Instructions for the task. Go through the material below and copy all lines with "xlabel".

(Records that describe figures)
>>>
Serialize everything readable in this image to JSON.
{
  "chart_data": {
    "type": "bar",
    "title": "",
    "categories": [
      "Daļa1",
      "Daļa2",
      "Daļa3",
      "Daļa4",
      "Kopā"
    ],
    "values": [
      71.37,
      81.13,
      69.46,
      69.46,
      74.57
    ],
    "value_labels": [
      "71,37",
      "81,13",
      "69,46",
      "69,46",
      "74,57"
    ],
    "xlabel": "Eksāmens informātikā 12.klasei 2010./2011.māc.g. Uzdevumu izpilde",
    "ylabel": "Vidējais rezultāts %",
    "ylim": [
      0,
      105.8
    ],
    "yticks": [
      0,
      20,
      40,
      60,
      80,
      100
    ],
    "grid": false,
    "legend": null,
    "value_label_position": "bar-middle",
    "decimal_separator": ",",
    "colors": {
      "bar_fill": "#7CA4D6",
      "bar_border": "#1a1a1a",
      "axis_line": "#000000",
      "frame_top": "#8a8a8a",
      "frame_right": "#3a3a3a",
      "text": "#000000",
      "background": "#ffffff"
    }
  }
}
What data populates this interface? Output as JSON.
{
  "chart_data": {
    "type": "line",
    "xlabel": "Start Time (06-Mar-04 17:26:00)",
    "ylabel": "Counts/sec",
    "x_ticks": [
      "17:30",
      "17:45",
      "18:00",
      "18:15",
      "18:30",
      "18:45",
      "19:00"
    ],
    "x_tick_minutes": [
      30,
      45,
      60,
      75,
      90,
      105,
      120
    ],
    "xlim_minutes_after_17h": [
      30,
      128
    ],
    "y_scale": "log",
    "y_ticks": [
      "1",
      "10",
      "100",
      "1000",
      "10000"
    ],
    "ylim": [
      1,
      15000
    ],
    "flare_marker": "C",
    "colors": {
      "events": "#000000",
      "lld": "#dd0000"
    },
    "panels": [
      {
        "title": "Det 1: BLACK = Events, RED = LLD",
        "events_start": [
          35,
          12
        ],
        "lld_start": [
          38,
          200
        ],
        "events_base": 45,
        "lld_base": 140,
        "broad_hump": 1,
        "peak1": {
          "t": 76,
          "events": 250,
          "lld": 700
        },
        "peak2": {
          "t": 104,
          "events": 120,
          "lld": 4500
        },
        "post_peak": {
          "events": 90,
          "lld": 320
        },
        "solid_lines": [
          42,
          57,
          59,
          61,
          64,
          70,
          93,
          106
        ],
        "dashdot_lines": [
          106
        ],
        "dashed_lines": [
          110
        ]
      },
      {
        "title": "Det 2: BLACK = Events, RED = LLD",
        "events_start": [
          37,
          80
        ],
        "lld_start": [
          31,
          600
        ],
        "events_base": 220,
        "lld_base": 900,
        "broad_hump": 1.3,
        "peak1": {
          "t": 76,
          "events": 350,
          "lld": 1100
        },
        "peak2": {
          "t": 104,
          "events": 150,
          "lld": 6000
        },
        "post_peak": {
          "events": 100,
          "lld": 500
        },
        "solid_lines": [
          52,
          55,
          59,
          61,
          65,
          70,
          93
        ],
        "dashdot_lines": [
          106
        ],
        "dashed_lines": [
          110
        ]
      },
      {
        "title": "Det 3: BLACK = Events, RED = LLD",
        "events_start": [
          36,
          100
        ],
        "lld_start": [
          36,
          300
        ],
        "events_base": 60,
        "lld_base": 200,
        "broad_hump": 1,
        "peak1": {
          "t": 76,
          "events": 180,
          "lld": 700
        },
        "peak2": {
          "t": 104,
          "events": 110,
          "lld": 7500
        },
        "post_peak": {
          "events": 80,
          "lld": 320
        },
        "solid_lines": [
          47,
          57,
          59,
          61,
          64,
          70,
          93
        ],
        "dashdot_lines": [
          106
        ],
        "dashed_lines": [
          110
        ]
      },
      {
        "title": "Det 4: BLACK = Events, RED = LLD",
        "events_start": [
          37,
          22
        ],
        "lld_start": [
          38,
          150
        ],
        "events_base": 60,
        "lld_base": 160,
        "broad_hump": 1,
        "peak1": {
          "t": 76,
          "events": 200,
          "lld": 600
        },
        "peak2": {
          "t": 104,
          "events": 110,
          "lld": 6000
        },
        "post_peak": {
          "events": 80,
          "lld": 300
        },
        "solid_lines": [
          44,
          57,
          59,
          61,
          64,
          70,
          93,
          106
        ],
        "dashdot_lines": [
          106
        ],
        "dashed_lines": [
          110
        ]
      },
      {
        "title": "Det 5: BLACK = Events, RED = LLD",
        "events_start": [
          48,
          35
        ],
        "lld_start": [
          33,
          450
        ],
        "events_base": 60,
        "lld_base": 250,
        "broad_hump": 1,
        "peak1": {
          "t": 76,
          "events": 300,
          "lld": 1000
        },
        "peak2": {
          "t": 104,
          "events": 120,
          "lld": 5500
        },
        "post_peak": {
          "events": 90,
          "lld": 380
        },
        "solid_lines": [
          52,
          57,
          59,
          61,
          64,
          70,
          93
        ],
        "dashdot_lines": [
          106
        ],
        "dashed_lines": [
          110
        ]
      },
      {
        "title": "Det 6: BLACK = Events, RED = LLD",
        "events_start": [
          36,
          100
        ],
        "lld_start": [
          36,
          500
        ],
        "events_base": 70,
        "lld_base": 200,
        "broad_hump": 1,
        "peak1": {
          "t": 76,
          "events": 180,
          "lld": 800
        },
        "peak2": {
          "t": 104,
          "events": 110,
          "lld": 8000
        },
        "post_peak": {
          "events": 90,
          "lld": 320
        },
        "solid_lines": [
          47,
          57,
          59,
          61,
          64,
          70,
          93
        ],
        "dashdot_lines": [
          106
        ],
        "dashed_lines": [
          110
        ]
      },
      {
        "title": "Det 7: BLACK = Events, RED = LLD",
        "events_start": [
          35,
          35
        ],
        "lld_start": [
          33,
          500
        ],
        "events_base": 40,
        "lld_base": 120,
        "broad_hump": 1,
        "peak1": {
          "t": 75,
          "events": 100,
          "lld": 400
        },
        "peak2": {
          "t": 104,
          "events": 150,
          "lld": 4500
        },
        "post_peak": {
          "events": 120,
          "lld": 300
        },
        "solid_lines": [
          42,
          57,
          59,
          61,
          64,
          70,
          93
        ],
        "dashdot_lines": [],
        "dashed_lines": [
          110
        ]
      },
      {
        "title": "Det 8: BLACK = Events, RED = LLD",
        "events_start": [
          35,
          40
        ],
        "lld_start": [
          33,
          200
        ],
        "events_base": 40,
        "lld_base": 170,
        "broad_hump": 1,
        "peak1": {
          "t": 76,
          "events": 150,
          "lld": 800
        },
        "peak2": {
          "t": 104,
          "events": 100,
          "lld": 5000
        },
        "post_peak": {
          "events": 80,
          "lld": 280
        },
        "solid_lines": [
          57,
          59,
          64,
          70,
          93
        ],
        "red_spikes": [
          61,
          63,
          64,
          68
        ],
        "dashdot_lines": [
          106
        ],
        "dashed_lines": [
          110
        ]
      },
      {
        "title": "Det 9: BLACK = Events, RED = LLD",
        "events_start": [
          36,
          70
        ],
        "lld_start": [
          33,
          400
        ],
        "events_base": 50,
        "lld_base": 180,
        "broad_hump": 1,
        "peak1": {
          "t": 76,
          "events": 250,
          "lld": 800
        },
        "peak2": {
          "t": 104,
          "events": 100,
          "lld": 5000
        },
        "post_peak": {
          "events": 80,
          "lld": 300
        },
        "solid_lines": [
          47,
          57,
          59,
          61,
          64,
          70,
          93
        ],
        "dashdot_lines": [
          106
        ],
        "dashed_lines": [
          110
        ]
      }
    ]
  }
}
<<<
Exercise output.
    "xlabel": "Eksāmens informātikā 12.klasei 2010./2011.māc.g. Uzdevumu izpilde",
    "xlabel": "Start Time (06-Mar-04 17:26:00)",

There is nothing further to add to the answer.